Select the lines of the records containing the word "letter" and list them.

↓

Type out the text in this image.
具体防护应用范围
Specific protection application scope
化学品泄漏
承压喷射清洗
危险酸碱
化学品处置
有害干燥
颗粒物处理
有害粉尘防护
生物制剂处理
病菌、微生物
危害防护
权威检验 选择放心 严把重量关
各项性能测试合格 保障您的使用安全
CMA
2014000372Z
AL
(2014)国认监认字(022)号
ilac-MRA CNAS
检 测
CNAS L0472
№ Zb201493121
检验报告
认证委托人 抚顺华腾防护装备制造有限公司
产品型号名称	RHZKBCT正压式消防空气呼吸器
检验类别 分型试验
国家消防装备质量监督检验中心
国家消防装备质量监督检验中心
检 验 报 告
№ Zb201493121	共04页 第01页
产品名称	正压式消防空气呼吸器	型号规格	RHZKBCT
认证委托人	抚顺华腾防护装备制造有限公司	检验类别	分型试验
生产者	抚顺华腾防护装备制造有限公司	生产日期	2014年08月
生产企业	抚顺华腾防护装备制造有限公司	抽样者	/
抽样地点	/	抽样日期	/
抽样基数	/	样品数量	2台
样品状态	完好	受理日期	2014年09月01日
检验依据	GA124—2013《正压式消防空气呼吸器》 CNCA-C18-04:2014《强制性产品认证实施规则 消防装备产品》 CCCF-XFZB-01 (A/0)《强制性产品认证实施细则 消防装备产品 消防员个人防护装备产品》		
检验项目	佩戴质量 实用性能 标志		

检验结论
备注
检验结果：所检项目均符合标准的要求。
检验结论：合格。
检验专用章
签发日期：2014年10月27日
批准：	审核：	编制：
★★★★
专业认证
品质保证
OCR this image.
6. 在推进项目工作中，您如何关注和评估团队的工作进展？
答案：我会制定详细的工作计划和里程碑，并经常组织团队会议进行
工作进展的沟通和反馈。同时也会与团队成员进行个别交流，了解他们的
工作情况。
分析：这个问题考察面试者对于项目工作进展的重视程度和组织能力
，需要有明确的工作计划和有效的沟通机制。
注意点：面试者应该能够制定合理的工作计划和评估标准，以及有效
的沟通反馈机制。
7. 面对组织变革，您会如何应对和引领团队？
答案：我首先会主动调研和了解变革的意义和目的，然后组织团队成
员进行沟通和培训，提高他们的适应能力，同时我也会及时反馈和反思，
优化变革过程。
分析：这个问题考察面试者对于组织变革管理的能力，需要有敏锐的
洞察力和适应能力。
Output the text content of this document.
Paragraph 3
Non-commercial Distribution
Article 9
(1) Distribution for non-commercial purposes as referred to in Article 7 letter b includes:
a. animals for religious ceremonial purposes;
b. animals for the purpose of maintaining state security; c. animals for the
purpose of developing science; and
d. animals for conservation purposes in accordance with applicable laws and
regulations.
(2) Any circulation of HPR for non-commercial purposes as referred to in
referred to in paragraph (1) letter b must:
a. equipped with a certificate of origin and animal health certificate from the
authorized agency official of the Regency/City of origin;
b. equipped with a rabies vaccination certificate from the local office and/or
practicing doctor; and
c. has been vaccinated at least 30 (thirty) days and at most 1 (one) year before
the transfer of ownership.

↑

Answer to this task
(1) Distribution for non-commercial purposes as referred to in Article 7 letter b includes:
referred to in paragraph (1) letter b must:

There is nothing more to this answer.